WORK INSTRUCTIONS:
Copy the lines holding the word "Output", all of them.

Figure data in JSON
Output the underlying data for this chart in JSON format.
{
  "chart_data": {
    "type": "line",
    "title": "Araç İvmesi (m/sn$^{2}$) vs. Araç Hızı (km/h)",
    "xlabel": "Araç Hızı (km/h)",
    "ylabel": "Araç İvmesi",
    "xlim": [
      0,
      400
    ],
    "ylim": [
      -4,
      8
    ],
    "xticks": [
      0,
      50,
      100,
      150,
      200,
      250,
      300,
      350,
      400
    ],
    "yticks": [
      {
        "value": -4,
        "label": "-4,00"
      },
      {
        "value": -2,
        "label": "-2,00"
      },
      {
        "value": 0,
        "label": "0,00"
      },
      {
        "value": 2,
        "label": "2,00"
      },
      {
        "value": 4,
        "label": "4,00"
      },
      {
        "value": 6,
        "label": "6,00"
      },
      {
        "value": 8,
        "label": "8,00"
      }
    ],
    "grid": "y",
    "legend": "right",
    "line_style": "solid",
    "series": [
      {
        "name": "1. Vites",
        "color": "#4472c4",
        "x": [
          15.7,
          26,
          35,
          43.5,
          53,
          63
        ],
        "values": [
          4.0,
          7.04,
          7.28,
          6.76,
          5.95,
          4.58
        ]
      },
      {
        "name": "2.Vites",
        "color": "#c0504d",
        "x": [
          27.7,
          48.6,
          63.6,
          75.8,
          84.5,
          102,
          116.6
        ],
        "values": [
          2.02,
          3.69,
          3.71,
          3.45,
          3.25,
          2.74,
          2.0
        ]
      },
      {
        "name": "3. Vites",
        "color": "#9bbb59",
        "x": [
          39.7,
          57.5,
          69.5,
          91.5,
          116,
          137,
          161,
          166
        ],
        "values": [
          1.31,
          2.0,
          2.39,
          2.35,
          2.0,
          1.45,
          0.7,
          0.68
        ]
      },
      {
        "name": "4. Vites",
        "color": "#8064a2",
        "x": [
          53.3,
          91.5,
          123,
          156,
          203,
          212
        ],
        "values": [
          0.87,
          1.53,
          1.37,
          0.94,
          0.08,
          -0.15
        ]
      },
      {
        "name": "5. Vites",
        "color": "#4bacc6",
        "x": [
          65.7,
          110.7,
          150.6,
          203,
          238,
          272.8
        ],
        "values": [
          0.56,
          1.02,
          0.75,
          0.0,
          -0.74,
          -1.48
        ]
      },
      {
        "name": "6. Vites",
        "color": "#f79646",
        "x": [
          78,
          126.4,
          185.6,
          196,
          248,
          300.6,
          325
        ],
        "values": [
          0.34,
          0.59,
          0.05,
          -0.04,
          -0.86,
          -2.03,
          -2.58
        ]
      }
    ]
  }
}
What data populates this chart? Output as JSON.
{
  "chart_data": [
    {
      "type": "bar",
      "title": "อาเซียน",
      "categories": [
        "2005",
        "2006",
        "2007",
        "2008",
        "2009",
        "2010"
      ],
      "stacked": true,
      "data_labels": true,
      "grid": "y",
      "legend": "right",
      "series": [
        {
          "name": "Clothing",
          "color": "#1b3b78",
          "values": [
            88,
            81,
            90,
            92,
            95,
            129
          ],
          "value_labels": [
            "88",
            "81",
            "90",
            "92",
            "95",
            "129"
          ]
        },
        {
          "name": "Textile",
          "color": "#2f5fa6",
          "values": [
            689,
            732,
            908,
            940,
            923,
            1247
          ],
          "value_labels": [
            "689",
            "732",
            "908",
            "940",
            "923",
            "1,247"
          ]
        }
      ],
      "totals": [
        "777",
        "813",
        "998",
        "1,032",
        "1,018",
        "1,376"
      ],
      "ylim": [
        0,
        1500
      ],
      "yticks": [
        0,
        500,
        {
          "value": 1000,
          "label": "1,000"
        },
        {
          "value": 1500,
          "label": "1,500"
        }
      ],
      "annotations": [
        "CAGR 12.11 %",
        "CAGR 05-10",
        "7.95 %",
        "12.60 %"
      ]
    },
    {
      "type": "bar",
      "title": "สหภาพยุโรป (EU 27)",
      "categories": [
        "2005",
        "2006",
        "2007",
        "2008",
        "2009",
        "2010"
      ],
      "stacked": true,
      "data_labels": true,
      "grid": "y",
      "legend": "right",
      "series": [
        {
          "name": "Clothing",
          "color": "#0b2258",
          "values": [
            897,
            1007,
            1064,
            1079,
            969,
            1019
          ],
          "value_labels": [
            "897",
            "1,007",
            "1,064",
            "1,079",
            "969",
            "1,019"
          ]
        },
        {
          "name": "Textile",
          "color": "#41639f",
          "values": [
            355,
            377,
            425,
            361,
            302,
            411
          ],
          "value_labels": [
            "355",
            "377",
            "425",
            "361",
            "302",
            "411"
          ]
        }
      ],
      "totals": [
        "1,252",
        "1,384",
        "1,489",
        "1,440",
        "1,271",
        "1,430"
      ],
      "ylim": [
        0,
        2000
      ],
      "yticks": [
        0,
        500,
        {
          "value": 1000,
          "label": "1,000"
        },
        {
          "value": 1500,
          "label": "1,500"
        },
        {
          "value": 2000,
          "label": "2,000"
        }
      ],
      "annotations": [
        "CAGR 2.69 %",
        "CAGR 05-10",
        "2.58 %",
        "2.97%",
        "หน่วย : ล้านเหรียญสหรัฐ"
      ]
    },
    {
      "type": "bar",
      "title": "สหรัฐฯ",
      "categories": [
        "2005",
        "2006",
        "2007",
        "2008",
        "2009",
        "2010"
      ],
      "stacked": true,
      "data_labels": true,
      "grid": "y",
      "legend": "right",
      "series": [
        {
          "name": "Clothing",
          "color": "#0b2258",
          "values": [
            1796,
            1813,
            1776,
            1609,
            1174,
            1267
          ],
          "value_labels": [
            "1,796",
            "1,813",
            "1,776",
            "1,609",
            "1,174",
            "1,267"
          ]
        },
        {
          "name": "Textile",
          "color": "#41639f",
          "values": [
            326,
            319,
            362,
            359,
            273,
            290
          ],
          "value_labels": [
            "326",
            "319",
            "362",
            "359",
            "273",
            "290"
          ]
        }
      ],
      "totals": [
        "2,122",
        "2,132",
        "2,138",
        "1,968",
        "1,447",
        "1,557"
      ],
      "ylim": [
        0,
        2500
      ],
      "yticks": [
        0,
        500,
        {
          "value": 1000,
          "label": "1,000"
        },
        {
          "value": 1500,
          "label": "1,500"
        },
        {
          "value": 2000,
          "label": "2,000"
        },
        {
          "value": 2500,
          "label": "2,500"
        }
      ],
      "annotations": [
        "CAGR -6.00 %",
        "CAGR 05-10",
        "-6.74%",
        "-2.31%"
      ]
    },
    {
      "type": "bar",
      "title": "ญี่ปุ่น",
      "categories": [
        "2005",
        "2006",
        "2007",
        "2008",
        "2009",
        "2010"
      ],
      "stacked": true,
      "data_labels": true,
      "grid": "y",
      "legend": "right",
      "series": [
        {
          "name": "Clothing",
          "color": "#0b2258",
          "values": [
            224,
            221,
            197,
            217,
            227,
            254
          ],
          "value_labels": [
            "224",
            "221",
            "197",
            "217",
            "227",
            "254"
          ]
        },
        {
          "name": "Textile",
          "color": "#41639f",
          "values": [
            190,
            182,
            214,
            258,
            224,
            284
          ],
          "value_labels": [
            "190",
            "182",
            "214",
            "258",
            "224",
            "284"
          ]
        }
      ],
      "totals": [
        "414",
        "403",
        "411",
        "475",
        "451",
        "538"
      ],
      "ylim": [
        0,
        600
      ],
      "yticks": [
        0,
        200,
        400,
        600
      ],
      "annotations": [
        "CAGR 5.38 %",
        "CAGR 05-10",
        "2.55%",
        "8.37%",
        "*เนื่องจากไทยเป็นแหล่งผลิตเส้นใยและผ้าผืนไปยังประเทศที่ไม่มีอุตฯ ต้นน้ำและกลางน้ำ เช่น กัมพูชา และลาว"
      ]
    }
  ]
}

RESULT OF THIS TASK:
Output the underlying data for this chart in JSON format.
What data populates this chart? Output as JSON.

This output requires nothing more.